AIM
Give a verbatim quotation of every record.
BEGIN RECORDS PROVIDED
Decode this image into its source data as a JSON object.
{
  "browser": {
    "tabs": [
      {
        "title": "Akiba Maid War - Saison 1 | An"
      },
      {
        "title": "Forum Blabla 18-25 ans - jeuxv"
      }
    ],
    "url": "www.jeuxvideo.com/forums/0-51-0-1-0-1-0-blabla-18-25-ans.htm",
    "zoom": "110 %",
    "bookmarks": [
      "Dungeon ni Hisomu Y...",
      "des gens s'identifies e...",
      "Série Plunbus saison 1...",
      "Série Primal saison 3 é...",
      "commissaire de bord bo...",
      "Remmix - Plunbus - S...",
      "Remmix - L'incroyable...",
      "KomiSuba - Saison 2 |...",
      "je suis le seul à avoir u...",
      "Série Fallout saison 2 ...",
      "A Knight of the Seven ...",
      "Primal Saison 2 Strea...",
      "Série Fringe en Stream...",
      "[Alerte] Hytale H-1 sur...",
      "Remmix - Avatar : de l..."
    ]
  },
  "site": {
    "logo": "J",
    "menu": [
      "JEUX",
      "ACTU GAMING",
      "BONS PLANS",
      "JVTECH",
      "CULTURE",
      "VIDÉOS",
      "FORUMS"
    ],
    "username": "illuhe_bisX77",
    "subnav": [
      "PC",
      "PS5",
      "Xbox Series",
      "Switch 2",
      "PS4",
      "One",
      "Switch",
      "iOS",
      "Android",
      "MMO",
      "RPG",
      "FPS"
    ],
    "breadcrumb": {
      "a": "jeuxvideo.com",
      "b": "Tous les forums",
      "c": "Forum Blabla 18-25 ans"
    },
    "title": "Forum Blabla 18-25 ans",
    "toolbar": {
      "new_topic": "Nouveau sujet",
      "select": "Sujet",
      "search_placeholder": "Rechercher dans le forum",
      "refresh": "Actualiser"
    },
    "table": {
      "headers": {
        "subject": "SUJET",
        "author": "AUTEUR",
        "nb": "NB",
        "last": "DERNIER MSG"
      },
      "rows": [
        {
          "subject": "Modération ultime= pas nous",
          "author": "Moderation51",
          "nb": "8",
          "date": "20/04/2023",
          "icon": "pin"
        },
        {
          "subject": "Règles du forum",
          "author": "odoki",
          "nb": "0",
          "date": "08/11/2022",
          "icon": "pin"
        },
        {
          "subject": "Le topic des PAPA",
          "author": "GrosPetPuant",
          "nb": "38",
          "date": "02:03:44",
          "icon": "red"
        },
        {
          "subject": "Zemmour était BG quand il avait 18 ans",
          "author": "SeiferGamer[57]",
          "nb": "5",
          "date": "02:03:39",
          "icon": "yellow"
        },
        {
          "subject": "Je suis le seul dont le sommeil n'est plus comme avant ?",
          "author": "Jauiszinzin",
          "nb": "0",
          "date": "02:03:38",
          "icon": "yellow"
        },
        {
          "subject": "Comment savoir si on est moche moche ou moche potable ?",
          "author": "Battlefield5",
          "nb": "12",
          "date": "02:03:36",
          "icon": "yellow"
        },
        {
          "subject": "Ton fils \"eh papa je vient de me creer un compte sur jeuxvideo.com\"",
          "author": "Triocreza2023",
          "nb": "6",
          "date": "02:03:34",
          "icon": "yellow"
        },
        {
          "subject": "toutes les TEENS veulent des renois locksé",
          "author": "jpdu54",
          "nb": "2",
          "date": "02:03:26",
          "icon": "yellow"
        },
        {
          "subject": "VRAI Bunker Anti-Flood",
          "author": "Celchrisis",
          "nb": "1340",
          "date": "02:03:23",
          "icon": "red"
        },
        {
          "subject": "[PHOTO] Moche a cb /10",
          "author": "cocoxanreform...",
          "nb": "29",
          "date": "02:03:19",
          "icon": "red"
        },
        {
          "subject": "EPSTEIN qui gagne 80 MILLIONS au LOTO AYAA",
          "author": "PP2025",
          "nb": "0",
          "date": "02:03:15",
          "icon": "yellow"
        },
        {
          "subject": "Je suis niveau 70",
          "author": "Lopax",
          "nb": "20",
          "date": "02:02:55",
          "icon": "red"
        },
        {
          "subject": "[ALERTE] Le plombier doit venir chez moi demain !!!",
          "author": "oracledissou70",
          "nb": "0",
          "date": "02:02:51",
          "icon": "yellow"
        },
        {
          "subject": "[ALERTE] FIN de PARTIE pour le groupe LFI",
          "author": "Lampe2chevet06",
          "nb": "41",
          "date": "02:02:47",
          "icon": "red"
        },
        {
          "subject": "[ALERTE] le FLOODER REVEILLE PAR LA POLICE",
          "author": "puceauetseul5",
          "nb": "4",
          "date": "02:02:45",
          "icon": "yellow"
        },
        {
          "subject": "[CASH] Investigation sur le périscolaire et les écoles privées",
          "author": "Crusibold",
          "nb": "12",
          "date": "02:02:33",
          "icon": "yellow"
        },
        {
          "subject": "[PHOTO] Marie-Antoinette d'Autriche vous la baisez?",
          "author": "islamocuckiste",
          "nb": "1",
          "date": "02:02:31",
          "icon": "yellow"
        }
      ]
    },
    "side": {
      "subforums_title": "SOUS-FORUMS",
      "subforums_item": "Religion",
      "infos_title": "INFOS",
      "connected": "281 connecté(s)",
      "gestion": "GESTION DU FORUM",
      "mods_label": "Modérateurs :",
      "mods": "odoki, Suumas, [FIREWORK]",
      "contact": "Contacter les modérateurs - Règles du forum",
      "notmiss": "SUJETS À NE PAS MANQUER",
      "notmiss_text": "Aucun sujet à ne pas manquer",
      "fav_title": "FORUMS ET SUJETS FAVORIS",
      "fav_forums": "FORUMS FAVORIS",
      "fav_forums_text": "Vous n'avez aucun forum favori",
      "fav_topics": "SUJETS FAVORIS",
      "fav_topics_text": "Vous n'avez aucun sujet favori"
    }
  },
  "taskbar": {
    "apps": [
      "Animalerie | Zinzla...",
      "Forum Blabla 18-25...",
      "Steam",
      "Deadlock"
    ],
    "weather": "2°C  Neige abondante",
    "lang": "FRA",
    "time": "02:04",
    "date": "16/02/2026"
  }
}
END RECORDS PROVIDED
RESULT OF THIS EXERCISE
Decode this image into its source data as a JSON object.
{
  "browser": {
    "tabs": [
      {
        "title": "Akiba Maid War - Saison 1 | An"
      },
      {
        "title": "Forum Blabla 18-25 ans - jeuxv"
      }
    ],
    "url": "www.jeuxvideo.com/forums/0-51-0-1-0-1-0-blabla-18-25-ans.htm",
    "zoom": "110 %",
    "bookmarks": [
      "Dungeon ni Hisomu Y...",
      "des gens s'identifies e...",
      "Série Plunbus saison 1...",
      "Série Primal saison 3 é...",
      "commissaire de bord bo...",
      "Remmix - Plunbus - S...",
      "Remmix - L'incroyable...",
      "KomiSuba - Saison 2 |...",
      "je suis le seul à avoir u...",
      "Série Fallout saison 2 ...",
      "A Knight of the Seven ...",
      "Primal Saison 2 Strea...",
      "Série Fringe en Stream...",
      "[Alerte] Hytale H-1 sur...",
      "Remmix - Avatar : de l..."
    ]
  },
  "site": {
    "logo": "J",
    "menu": [
      "JEUX",
      "ACTU GAMING",
      "BONS PLANS",
      "JVTECH",
      "CULTURE",
      "VIDÉOS",
      "FORUMS"
    ],
    "username": "illuhe_bisX77",
    "subnav": [
      "PC",
      "PS5",
      "Xbox Series",
      "Switch 2",
      "PS4",
      "One",
      "Switch",
      "iOS",
      "Android",
      "MMO",
      "RPG",
      "FPS"
    ],
    "breadcrumb": {
      "a": "jeuxvideo.com",
      "b": "Tous les forums",
      "c": "Forum Blabla 18-25 ans"
    },
    "title": "Forum Blabla 18-25 ans",
    "toolbar": {
      "new_topic": "Nouveau sujet",
      "select": "Sujet",
      "search_placeholder": "Rechercher dans le forum",
      "refresh": "Actualiser"
    },
    "table": {
      "headers": {
        "subject": "SUJET",
        "author": "AUTEUR",
        "nb": "NB",
        "last": "DERNIER MSG"
      },
      "rows": [
        {
          "subject": "Modération ultime= pas nous",
          "author": "Moderation51",
          "nb": "8",
          "date": "20/04/2023",
          "icon": "pin"
        },
        {
          "subject": "Règles du forum",
          "author": "odoki",
          "nb": "0",
          "date": "08/11/2022",
          "icon": "pin"
        },
        {
          "subject": "Le topic des PAPA",
          "author": "GrosPetPuant",
          "nb": "38",
          "date": "02:03:44",
          "icon": "red"
        },
        {
          "subject": "Zemmour était BG quand il avait 18 ans",
          "author": "SeiferGamer[57]",
          "nb": "5",
          "date": "02:03:39",
          "icon": "yellow"
        },
        {
          "subject": "Je suis le seul dont le sommeil n'est plus comme avant ?",
          "author": "Jauiszinzin",
          "nb": "0",
          "date": "02:03:38",
          "icon": "yellow"
        },
        {
          "subject": "Comment savoir si on est moche moche ou moche potable ?",
          "author": "Battlefield5",
          "nb": "12",
          "date": "02:03:36",
          "icon": "yellow"
        },
        {
          "subject": "Ton fils \"eh papa je vient de me creer un compte sur jeuxvideo.com\"",
          "author": "Triocreza2023",
          "nb": "6",
          "date": "02:03:34",
          "icon": "yellow"
        },
        {
          "subject": "toutes les TEENS veulent des renois locksé",
          "author": "jpdu54",
          "nb": "2",
          "date": "02:03:26",
          "icon": "yellow"
        },
        {
          "subject": "VRAI Bunker Anti-Flood",
          "author": "Celchrisis",
          "nb": "1340",
          "date": "02:03:23",
          "icon": "red"
        },
        {
          "subject": "[PHOTO] Moche a cb /10",
          "author": "cocoxanreform...",
          "nb": "29",
          "date": "02:03:19",
          "icon": "red"
        },
        {
          "subject": "EPSTEIN qui gagne 80 MILLIONS au LOTO AYAA",
          "author": "PP2025",
          "nb": "0",
          "date": "02:03:15",
          "icon": "yellow"
        },
        {
          "subject": "Je suis niveau 70",
          "author": "Lopax",
          "nb": "20",
          "date": "02:02:55",
          "icon": "red"
        },
        {
          "subject": "[ALERTE] Le plombier doit venir chez moi demain !!!",
          "author": "oracledissou70",
          "nb": "0",
          "date": "02:02:51",
          "icon": "yellow"
        },
        {
          "subject": "[ALERTE] FIN de PARTIE pour le groupe LFI",
          "author": "Lampe2chevet06",
          "nb": "41",
          "date": "02:02:47",
          "icon": "red"
        },
        {
          "subject": "[ALERTE] le FLOODER REVEILLE PAR LA POLICE",
          "author": "puceauetseul5",
          "nb": "4",
          "date": "02:02:45",
          "icon": "yellow"
        },
        {
          "subject": "[CASH] Investigation sur le périscolaire et les écoles privées",
          "author": "Crusibold",
          "nb": "12",
          "date": "02:02:33",
          "icon": "yellow"
        },
        {
          "subject": "[PHOTO] Marie-Antoinette d'Autriche vous la baisez?",
          "author": "islamocuckiste",
          "nb": "1",
          "date": "02:02:31",
          "icon": "yellow"
        }
      ]
    },
    "side": {
      "subforums_title": "SOUS-FORUMS",
      "subforums_item": "Religion",
      "infos_title": "INFOS",
      "connected": "281 connecté(s)",
      "gestion": "GESTION DU FORUM",
      "mods_label": "Modérateurs :",
      "mods": "odoki, Suumas, [FIREWORK]",
      "contact": "Contacter les modérateurs - Règles du forum",
      "notmiss": "SUJETS À NE PAS MANQUER",
      "notmiss_text": "Aucun sujet à ne pas manquer",
      "fav_title": "FORUMS ET SUJETS FAVORIS",
      "fav_forums": "FORUMS FAVORIS",
      "fav_forums_text": "Vous n'avez aucun forum favori",
      "fav_topics": "SUJETS FAVORIS",
      "fav_topics_text": "Vous n'avez aucun sujet favori"
    }
  },
  "taskbar": {
    "apps": [
      "Animalerie | Zinzla...",
      "Forum Blabla 18-25...",
      "Steam",
      "Deadlock"
    ],
    "weather": "2°C  Neige abondante",
    "lang": "FRA",
    "time": "02:04",
    "date": "16/02/2026"
  }
}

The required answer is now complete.